Task requirements –
Examine each line of the data. Copy those that contain the string "lourdes".

[Stored items]
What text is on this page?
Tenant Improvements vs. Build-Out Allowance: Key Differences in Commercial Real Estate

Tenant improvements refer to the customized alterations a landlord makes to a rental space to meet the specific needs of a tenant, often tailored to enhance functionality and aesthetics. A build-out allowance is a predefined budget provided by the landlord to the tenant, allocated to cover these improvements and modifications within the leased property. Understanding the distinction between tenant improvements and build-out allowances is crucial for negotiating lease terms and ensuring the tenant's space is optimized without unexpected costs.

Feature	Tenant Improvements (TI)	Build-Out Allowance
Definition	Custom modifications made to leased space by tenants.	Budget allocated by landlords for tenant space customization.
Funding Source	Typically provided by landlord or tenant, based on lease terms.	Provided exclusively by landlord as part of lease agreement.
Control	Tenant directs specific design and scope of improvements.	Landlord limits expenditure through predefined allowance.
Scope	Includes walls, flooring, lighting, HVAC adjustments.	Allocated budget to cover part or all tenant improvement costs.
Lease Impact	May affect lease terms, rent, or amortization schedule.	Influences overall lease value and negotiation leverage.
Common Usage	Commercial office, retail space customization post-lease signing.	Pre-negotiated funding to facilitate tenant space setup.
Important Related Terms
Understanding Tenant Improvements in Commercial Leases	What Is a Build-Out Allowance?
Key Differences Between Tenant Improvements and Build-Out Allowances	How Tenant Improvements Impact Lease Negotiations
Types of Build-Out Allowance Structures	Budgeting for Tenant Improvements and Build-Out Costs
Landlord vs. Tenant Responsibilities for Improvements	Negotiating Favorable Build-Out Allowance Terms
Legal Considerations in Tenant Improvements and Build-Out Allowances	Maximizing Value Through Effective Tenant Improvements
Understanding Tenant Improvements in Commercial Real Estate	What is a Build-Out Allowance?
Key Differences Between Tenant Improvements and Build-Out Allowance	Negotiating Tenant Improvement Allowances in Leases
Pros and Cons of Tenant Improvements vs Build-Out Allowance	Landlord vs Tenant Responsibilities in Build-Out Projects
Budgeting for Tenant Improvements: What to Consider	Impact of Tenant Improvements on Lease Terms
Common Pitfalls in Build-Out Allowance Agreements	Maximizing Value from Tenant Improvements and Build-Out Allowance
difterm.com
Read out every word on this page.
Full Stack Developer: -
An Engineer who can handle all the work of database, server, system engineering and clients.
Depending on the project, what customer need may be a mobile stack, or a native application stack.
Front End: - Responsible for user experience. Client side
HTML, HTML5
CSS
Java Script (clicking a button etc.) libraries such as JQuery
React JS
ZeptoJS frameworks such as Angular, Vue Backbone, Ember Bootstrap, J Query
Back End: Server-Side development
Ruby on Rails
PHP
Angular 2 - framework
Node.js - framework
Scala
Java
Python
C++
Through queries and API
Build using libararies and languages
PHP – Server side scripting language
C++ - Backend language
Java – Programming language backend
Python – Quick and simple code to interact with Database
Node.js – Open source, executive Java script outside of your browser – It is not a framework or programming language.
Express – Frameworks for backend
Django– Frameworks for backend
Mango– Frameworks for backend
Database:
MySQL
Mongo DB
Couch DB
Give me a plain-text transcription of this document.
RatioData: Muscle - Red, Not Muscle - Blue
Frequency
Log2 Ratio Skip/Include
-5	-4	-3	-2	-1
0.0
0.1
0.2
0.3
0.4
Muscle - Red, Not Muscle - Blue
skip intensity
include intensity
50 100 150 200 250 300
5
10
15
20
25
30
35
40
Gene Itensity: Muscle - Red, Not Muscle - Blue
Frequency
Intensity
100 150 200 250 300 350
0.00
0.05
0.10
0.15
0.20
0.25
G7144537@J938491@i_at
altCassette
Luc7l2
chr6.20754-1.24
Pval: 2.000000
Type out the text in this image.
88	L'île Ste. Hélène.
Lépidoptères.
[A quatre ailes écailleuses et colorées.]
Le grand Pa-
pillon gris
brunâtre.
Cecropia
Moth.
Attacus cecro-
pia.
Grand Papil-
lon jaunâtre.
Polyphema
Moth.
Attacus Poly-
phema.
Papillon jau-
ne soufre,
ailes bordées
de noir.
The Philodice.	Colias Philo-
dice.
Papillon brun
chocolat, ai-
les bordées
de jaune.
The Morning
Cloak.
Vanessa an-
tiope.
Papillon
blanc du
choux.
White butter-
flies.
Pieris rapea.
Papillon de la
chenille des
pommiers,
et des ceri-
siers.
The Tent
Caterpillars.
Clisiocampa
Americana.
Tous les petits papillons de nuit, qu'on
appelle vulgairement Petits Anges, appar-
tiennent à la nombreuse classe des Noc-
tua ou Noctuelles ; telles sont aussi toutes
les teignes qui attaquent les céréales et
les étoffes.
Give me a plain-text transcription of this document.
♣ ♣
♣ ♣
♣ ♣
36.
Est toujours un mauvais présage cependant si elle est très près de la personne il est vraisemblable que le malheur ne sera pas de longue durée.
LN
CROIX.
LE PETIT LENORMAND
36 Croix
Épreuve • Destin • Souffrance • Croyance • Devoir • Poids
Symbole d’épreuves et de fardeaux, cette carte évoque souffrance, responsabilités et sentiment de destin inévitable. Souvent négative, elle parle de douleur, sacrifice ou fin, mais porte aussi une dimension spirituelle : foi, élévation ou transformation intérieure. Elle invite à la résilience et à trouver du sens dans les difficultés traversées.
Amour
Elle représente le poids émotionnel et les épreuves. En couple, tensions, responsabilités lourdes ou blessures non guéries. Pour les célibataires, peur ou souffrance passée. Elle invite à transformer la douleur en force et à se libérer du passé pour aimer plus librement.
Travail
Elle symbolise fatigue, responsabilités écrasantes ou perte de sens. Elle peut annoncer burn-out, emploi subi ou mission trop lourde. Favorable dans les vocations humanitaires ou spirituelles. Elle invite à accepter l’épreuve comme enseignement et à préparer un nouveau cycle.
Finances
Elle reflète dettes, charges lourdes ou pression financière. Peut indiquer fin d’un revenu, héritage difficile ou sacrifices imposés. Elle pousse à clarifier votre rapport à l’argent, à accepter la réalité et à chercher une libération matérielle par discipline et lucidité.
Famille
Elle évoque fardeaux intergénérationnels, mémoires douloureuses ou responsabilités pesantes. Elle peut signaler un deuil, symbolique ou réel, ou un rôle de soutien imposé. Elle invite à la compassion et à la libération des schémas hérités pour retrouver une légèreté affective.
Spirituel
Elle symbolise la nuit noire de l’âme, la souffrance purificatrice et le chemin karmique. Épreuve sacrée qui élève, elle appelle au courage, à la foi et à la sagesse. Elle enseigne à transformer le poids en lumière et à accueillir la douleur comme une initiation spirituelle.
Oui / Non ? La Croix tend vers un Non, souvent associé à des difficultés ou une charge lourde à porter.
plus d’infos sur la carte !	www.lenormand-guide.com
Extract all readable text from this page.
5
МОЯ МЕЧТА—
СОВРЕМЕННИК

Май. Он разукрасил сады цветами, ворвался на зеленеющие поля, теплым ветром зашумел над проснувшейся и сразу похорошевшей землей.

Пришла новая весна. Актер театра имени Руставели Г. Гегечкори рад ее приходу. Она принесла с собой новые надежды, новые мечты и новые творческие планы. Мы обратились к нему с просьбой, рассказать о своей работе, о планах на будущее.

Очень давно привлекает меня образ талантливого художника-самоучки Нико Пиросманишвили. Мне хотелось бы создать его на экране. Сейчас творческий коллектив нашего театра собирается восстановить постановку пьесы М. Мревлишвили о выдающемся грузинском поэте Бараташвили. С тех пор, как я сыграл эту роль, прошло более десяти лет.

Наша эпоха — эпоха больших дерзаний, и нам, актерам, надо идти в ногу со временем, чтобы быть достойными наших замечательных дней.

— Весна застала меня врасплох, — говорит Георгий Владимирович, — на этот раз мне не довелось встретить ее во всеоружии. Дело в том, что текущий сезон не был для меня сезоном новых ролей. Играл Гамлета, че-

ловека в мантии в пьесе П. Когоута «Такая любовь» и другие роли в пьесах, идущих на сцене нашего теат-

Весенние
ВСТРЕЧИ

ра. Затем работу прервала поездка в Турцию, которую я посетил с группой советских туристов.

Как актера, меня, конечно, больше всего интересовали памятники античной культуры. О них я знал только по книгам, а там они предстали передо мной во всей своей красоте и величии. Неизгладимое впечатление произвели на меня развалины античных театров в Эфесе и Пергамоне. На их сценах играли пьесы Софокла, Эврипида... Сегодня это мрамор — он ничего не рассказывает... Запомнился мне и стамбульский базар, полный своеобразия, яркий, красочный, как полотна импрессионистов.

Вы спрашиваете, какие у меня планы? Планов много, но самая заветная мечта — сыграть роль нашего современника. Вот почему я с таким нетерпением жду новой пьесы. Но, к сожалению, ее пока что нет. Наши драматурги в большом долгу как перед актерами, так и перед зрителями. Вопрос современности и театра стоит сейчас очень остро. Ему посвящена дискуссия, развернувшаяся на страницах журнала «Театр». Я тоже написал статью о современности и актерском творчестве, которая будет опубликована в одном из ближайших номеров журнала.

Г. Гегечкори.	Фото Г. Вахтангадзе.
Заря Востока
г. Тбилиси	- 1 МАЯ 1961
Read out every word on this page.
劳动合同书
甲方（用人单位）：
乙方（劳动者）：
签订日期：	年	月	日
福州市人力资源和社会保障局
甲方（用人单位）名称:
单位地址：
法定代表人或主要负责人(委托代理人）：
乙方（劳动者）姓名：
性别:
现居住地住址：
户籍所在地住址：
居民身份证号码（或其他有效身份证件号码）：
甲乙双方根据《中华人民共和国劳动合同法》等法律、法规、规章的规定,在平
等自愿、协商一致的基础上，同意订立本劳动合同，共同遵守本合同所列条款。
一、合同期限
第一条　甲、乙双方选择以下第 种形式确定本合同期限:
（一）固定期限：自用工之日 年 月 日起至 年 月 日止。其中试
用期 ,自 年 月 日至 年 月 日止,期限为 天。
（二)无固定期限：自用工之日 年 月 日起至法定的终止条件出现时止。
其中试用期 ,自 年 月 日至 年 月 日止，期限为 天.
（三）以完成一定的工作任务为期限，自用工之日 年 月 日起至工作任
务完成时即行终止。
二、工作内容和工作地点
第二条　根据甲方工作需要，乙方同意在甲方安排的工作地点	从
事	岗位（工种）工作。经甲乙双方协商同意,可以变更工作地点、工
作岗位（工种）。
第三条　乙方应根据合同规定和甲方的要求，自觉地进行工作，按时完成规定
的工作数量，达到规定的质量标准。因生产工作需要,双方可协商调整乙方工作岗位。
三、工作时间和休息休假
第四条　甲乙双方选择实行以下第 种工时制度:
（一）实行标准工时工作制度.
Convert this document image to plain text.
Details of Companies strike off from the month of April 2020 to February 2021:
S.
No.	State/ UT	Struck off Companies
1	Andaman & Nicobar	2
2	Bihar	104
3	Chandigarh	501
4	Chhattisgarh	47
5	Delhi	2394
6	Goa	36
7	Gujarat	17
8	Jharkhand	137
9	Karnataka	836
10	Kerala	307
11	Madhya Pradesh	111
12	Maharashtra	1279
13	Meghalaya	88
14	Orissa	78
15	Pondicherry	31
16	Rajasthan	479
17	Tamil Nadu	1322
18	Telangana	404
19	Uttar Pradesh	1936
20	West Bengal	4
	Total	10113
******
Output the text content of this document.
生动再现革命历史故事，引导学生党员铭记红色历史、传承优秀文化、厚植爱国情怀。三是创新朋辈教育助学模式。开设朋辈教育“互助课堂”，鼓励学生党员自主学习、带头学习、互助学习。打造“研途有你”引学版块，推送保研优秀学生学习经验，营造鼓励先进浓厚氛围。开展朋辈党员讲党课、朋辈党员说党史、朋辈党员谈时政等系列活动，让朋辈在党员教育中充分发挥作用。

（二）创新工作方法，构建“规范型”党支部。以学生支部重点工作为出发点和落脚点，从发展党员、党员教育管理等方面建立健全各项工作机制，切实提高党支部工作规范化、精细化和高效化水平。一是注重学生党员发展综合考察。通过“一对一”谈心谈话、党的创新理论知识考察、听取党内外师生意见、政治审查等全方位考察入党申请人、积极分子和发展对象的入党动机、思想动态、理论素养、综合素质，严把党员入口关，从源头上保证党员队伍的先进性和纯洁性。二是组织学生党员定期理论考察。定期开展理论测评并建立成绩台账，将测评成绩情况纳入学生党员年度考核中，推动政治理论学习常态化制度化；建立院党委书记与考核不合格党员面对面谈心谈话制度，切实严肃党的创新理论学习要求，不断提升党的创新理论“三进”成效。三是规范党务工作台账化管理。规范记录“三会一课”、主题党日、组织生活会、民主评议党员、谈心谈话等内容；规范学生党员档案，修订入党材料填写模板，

Output of the exercise –
Elle représente le poids émotionnel et les épreuves. En couple, tensions, responsabilités lourdes ou blessures non guéries. Pour les célibataires, peur ou souffrance passée. Elle invite à transformer la douleur en force et à se libérer du passé pour aimer plus librement.
Elle reflète dettes, charges lourdes ou pression financière. Peut indiquer fin d’un revenu, héritage difficile ou sacrifices imposés. Elle pousse à clarifier votre rapport à l’argent, à accepter la réalité et à chercher une libération matérielle par discipline et lucidité.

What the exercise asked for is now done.